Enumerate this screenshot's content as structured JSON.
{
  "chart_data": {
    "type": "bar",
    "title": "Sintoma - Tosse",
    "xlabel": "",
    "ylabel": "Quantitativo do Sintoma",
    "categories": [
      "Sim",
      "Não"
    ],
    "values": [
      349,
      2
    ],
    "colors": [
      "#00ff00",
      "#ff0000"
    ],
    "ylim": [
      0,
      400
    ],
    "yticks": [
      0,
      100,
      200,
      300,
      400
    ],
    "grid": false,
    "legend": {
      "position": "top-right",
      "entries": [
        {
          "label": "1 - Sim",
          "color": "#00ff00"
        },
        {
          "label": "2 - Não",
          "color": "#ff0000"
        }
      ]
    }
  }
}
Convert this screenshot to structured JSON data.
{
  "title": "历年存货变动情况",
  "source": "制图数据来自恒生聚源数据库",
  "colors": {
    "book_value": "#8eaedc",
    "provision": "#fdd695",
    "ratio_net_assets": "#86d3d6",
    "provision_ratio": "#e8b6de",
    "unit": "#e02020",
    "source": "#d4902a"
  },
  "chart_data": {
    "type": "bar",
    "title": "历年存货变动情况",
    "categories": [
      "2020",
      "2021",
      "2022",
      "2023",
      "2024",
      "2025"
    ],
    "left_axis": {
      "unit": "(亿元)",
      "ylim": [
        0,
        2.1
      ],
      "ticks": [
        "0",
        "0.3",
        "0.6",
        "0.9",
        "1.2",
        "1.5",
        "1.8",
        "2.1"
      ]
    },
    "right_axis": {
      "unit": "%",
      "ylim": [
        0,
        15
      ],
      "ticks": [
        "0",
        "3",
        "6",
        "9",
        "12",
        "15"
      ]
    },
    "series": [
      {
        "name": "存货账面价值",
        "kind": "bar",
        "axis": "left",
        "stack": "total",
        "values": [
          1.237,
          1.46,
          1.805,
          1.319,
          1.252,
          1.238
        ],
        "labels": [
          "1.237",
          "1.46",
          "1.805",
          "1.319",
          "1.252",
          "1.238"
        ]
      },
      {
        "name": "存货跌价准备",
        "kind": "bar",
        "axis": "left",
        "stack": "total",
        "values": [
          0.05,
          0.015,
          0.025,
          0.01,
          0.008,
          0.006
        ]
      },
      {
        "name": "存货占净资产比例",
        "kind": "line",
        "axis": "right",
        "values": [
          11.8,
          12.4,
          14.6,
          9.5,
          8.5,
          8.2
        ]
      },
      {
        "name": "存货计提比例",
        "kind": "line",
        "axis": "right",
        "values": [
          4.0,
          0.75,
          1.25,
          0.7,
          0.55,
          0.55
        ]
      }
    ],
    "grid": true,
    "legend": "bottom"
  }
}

━━━━━━━━━━━━━━━━

• **Task details**:
Each line of the material should be echoed exactly.

• **Output**:
Enumerate this screenshot's content as structured JSON.
{
  "chart_data": {
    "type": "bar",
    "title": "Sintoma - Tosse",
    "xlabel": "",
    "ylabel": "Quantitativo do Sintoma",
    "categories": [
      "Sim",
      "Não"
    ],
    "values": [
      349,
      2
    ],
    "colors": [
      "#00ff00",
      "#ff0000"
    ],
    "ylim": [
      0,
      400
    ],
    "yticks": [
      0,
      100,
      200,
      300,
      400
    ],
    "grid": false,
    "legend": {
      "position": "top-right",
      "entries": [
        {
          "label": "1 - Sim",
          "color": "#00ff00"
        },
        {
          "label": "2 - Não",
          "color": "#ff0000"
        }
      ]
    }
  }
}
Convert this screenshot to structured JSON data.
{
  "title": "历年存货变动情况",
  "source": "制图数据来自恒生聚源数据库",
  "colors": {
    "book_value": "#8eaedc",
    "provision": "#fdd695",
    "ratio_net_assets": "#86d3d6",
    "provision_ratio": "#e8b6de",
    "unit": "#e02020",
    "source": "#d4902a"
  },
  "chart_data": {
    "type": "bar",
    "title": "历年存货变动情况",
    "categories": [
      "2020",
      "2021",
      "2022",
      "2023",
      "2024",
      "2025"
    ],
    "left_axis": {
      "unit": "(亿元)",
      "ylim": [
        0,
        2.1
      ],
      "ticks": [
        "0",
        "0.3",
        "0.6",
        "0.9",
        "1.2",
        "1.5",
        "1.8",
        "2.1"
      ]
    },
    "right_axis": {
      "unit": "%",
      "ylim": [
        0,
        15
      ],
      "ticks": [
        "0",
        "3",
        "6",
        "9",
        "12",
        "15"
      ]
    },
    "series": [
      {
        "name": "存货账面价值",
        "kind": "bar",
        "axis": "left",
        "stack": "total",
        "values": [
          1.237,
          1.46,
          1.805,
          1.319,
          1.252,
          1.238
        ],
        "labels": [
          "1.237",
          "1.46",
          "1.805",
          "1.319",
          "1.252",
          "1.238"
        ]
      },
      {
        "name": "存货跌价准备",
        "kind": "bar",
        "axis": "left",
        "stack": "total",
        "values": [
          0.05,
          0.015,
          0.025,
          0.01,
          0.008,
          0.006
        ]
      },
      {
        "name": "存货占净资产比例",
        "kind": "line",
        "axis": "right",
        "values": [
          11.8,
          12.4,
          14.6,
          9.5,
          8.5,
          8.2
        ]
      },
      {
        "name": "存货计提比例",
        "kind": "line",
        "axis": "right",
        "values": [
          4.0,
          0.75,
          1.25,
          0.7,
          0.55,
          0.55
        ]
      }
    ],
    "grid": true,
    "legend": "bottom"
  }
}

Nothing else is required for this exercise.